### SET TASK
Below are entries. Pull out all lines containing "info".

-------

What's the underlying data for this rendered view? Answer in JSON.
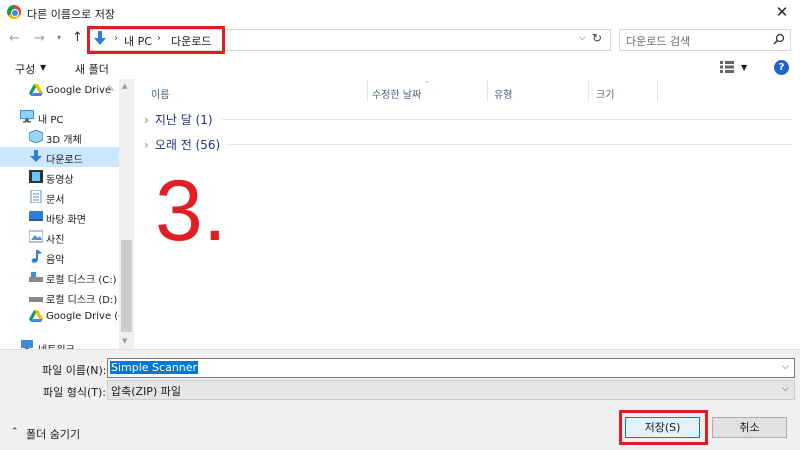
{
  "window": {
    "title": "다른 이름으로 저장",
    "close_glyph": "✕"
  },
  "address": {
    "breadcrumbs": [
      "내 PC",
      "다운로드"
    ],
    "search_placeholder": "다운로드 검색"
  },
  "toolbar": {
    "organize_label": "구성",
    "new_folder_label": "새 폴더",
    "help_label": "?"
  },
  "nav": {
    "items": [
      {
        "label": "Google Drive",
        "icon": "google-drive-icon",
        "pinned": true
      },
      {
        "label": "내 PC",
        "icon": "computer-icon"
      },
      {
        "label": "3D 개체",
        "icon": "3d-objects-icon"
      },
      {
        "label": "다운로드",
        "icon": "download-icon",
        "selected": true
      },
      {
        "label": "동영상",
        "icon": "video-icon"
      },
      {
        "label": "문서",
        "icon": "document-icon"
      },
      {
        "label": "바탕 화면",
        "icon": "desktop-icon"
      },
      {
        "label": "사진",
        "icon": "pictures-icon"
      },
      {
        "label": "음악",
        "icon": "music-icon"
      },
      {
        "label": "로컬 디스크 (C:)",
        "icon": "drive-icon"
      },
      {
        "label": "로컬 디스크 (D:)",
        "icon": "drive-icon"
      },
      {
        "label": "Google Drive (G:)",
        "icon": "google-drive-icon"
      },
      {
        "label": "네트워크",
        "icon": "network-icon"
      }
    ]
  },
  "columns": [
    "이름",
    "수정한 날짜",
    "유형",
    "크기"
  ],
  "groups": [
    {
      "label": "지난 달 (1)"
    },
    {
      "label": "오래 전 (56)"
    }
  ],
  "annotation": {
    "step_number": "3."
  },
  "form": {
    "filename_label": "파일 이름(N):",
    "filename_value": "Simple Scanner",
    "filetype_label": "파일 형식(T):",
    "filetype_value": "압축(ZIP) 파일",
    "hide_folders_label": "폴더 숨기기",
    "save_label": "저장(S)",
    "cancel_label": "취소"
  },
  "colors": {
    "highlight": "#e01e24",
    "accent": "#0078d7",
    "selection": "#cce8ff"
  }
}
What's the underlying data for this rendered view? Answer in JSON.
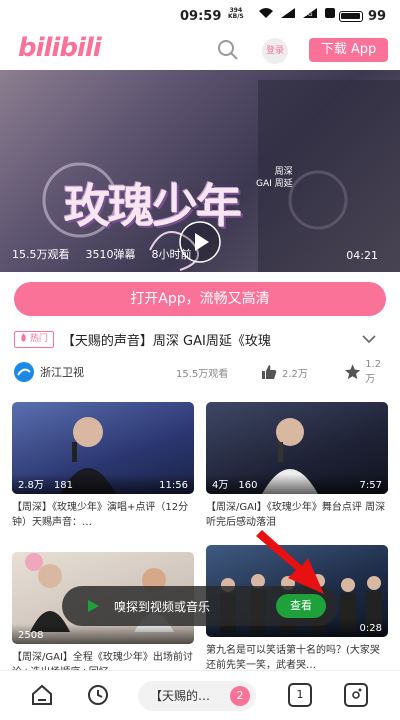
{
  "status_bar": {
    "time": "09:59",
    "speed_value": "394",
    "speed_unit": "KB/S",
    "battery_level": "99"
  },
  "header": {
    "logo": "bilibili",
    "login_label": "登录",
    "download_label": "下载 App"
  },
  "video": {
    "title_art": "玫瑰少年",
    "credit": "周深\nGAI 周延",
    "views": "15.5万观看",
    "danmaku": "3510弹幕",
    "time_ago": "8小时前",
    "duration": "04:21"
  },
  "open_app_label": "打开App，流畅又高清",
  "info": {
    "hot_badge": "热门",
    "title": "【天赐的声音】周深 GAI周延《玫瑰",
    "channel": "浙江卫视",
    "views": "15.5万观看",
    "likes": "2.2万",
    "favorites": "1.2万"
  },
  "cards": [
    {
      "plays": "2.8万",
      "danmaku": "181",
      "duration": "11:56",
      "title": "【周深】《玫瑰少年》演唱+点评（12分钟）天赐声音：…",
      "thumb_color": "#3a4a7a"
    },
    {
      "plays": "4万",
      "danmaku": "160",
      "duration": "7:57",
      "title": "【周深/GAI】《玫瑰少年》舞台点评 周深听完后感动落泪",
      "thumb_color": "#2d3550"
    },
    {
      "plays": "2508",
      "danmaku": "",
      "duration": "",
      "title": "【周深/GAI】全程《玫瑰少年》出场前讨论+选出场顺序+回忆…",
      "thumb_color": "#c8c0b8"
    },
    {
      "plays": "",
      "danmaku": "",
      "duration": "0:28",
      "title": "第九名是可以笑话第十名的吗？(大家哭还前先笑一笑，武者哭…",
      "thumb_color": "#2a3a5a"
    }
  ],
  "toast": {
    "text": "嗅探到视频或音乐",
    "button": "查看"
  },
  "navbar": {
    "pill_text": "【天赐的…",
    "pill_count": "2",
    "tab_count": "1"
  },
  "colors": {
    "brand_pink": "#fb7299",
    "toast_green": "#1ea03a",
    "arrow_red": "#e81010"
  }
}
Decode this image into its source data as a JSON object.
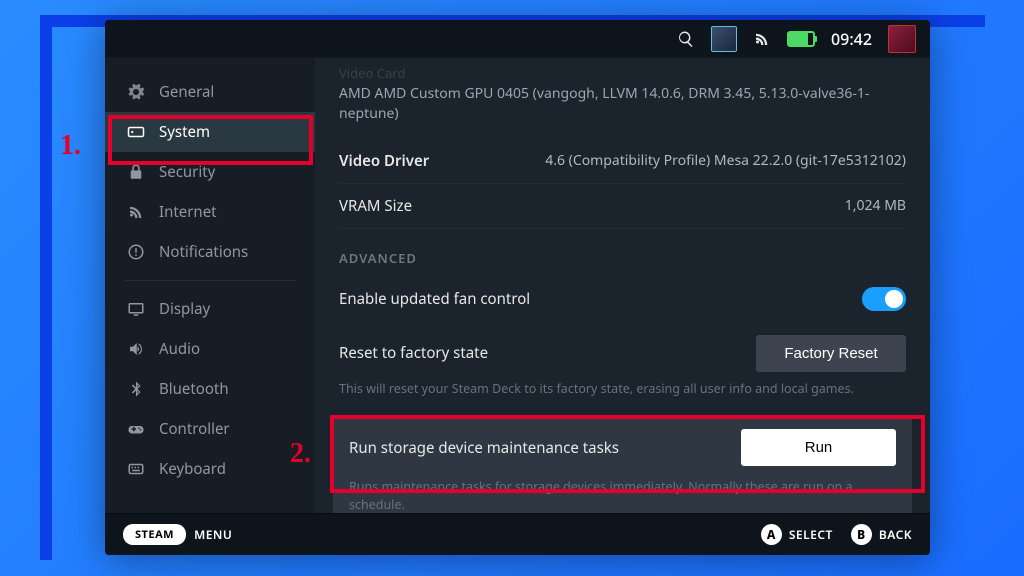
{
  "status_bar": {
    "time": "09:42"
  },
  "sidebar": {
    "items": [
      {
        "id": "general",
        "label": "General"
      },
      {
        "id": "system",
        "label": "System",
        "active": true
      },
      {
        "id": "security",
        "label": "Security"
      },
      {
        "id": "internet",
        "label": "Internet"
      },
      {
        "id": "notifications",
        "label": "Notifications"
      },
      {
        "id": "display",
        "label": "Display"
      },
      {
        "id": "audio",
        "label": "Audio"
      },
      {
        "id": "bluetooth",
        "label": "Bluetooth"
      },
      {
        "id": "controller",
        "label": "Controller"
      },
      {
        "id": "keyboard",
        "label": "Keyboard"
      }
    ]
  },
  "content": {
    "video_card_label": "Video Card",
    "video_card_value": "AMD AMD Custom GPU 0405 (vangogh, LLVM 14.0.6, DRM 3.45, 5.13.0-valve36-1-neptune)",
    "video_driver_label": "Video Driver",
    "video_driver_value": "4.6 (Compatibility Profile) Mesa 22.2.0 (git-17e5312102)",
    "vram_label": "VRAM Size",
    "vram_value": "1,024 MB",
    "advanced_title": "ADVANCED",
    "fan_label": "Enable updated fan control",
    "reset_label": "Reset to factory state",
    "reset_button": "Factory Reset",
    "reset_desc": "This will reset your Steam Deck to its factory state, erasing all user info and local games.",
    "maint_label": "Run storage device maintenance tasks",
    "maint_button": "Run",
    "maint_desc": "Runs maintenance tasks for storage devices immediately. Normally these are run on a schedule."
  },
  "bottom": {
    "steam_label": "STEAM",
    "menu_label": "MENU",
    "select_label": "SELECT",
    "select_key": "A",
    "back_label": "BACK",
    "back_key": "B"
  },
  "annotations": {
    "step1": "1.",
    "step2": "2."
  }
}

-------

### TASK RESPONSE
  "info": {
    "reset_desc": "This will reset your Steam Deck to its factory state, erasing all user info and local games.",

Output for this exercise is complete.